▸ REQUIREMENTS
Rewrite the entries in the stretch from "Decompose this screenshot" through "answer-label: Today (242, 147, 268, 158)", substituting "radio-button-icon" for every "radio-icon" and leaving everything else unchanged.

▸ THE INPUT
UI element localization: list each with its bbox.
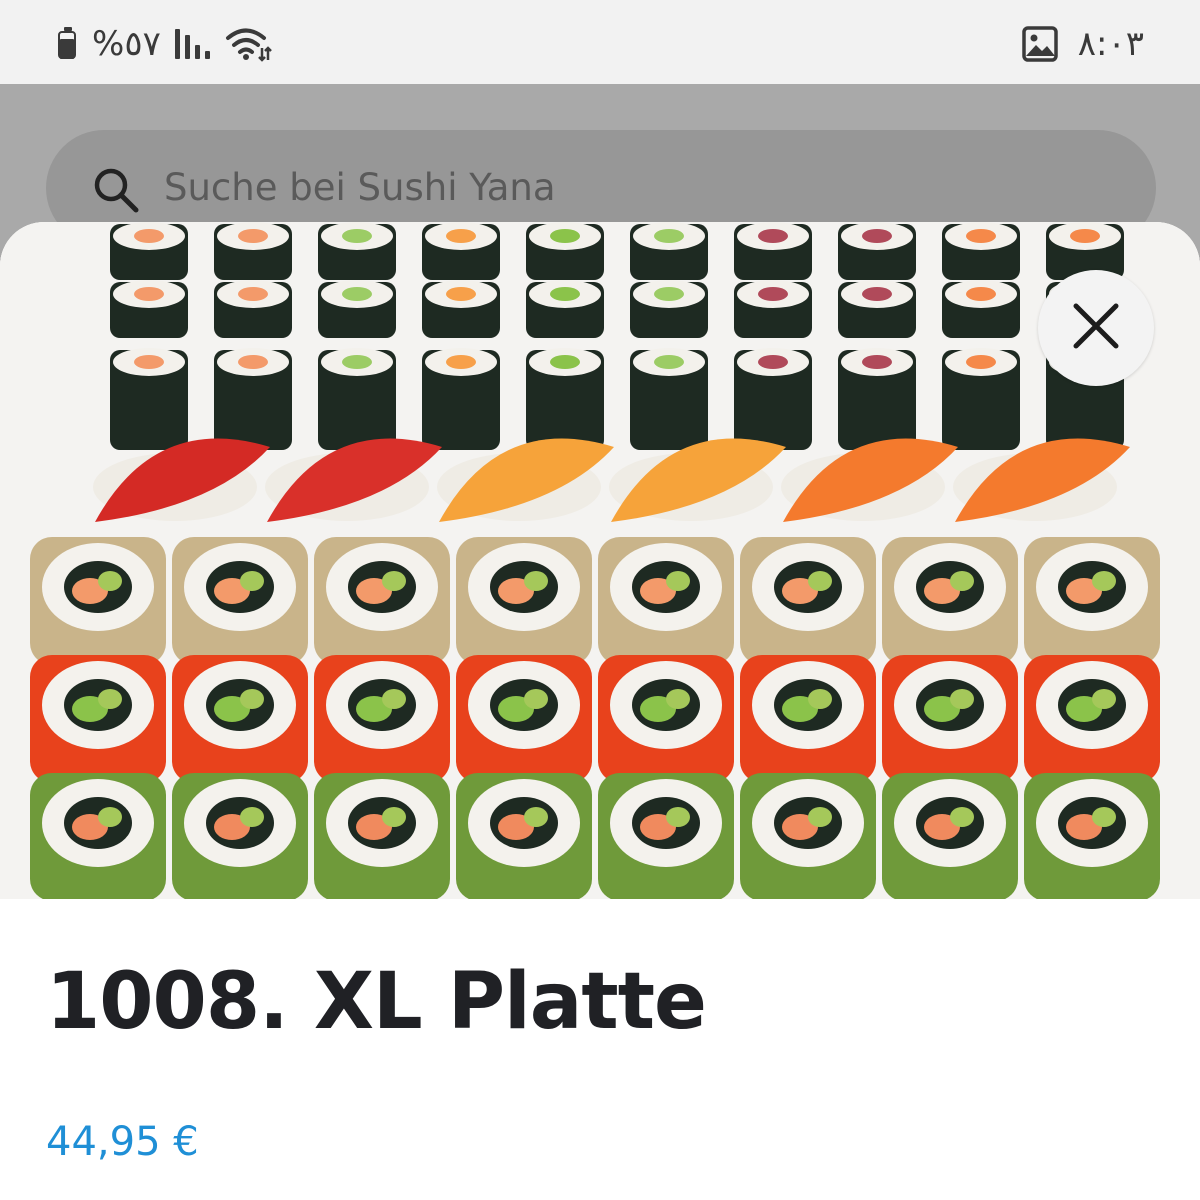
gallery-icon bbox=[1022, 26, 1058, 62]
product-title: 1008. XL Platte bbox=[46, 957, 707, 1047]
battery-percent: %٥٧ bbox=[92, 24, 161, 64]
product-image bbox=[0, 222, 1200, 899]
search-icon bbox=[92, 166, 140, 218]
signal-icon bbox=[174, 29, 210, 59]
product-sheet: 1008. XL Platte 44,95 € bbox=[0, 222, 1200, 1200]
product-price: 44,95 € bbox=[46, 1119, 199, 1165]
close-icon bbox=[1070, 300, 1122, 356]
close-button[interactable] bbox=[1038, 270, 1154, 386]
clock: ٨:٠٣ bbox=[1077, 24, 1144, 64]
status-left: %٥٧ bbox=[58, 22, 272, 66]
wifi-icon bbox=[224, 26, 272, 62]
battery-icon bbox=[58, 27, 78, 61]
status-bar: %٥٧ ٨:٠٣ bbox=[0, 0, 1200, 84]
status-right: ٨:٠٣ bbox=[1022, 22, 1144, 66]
* * *
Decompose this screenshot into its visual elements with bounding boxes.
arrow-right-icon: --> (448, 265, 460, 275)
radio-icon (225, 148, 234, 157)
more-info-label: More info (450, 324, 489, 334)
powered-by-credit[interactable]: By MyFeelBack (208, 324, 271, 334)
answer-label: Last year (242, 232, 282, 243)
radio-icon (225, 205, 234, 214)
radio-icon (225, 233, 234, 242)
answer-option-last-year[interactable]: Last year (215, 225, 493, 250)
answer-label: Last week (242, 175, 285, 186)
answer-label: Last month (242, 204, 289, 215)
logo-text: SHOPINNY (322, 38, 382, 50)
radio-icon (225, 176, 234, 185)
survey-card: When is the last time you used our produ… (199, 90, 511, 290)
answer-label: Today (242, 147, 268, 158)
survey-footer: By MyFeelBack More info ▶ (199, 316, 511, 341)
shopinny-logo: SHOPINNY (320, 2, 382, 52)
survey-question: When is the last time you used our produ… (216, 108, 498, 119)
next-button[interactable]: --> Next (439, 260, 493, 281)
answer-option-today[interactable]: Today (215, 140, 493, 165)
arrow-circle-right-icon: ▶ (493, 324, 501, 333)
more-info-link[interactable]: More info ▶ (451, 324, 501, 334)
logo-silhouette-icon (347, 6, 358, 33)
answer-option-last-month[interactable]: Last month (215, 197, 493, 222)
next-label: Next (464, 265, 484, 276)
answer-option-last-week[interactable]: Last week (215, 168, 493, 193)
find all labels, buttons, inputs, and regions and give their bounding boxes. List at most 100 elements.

▸ SOLUTION FOR THIS PROBLEM
Decompose this screenshot into its visual elements with bounding boxes.
arrow-right-icon: --> (448, 265, 460, 275)
radio-button-icon (225, 148, 234, 157)
more-info-label: More info (450, 324, 489, 334)
powered-by-credit[interactable]: By MyFeelBack (208, 324, 271, 334)
answer-label: Last year (242, 232, 282, 243)
radio-button-icon (225, 205, 234, 214)
radio-button-icon (225, 233, 234, 242)
answer-option-last-year[interactable]: Last year (215, 225, 493, 250)
answer-label: Last week (242, 175, 285, 186)
answer-label: Last month (242, 204, 289, 215)
logo-text: SHOPINNY (322, 38, 382, 50)
radio-button-icon (225, 176, 234, 185)
survey-card: When is the last time you used our produ… (199, 90, 511, 290)
answer-label: Today (242, 147, 268, 158)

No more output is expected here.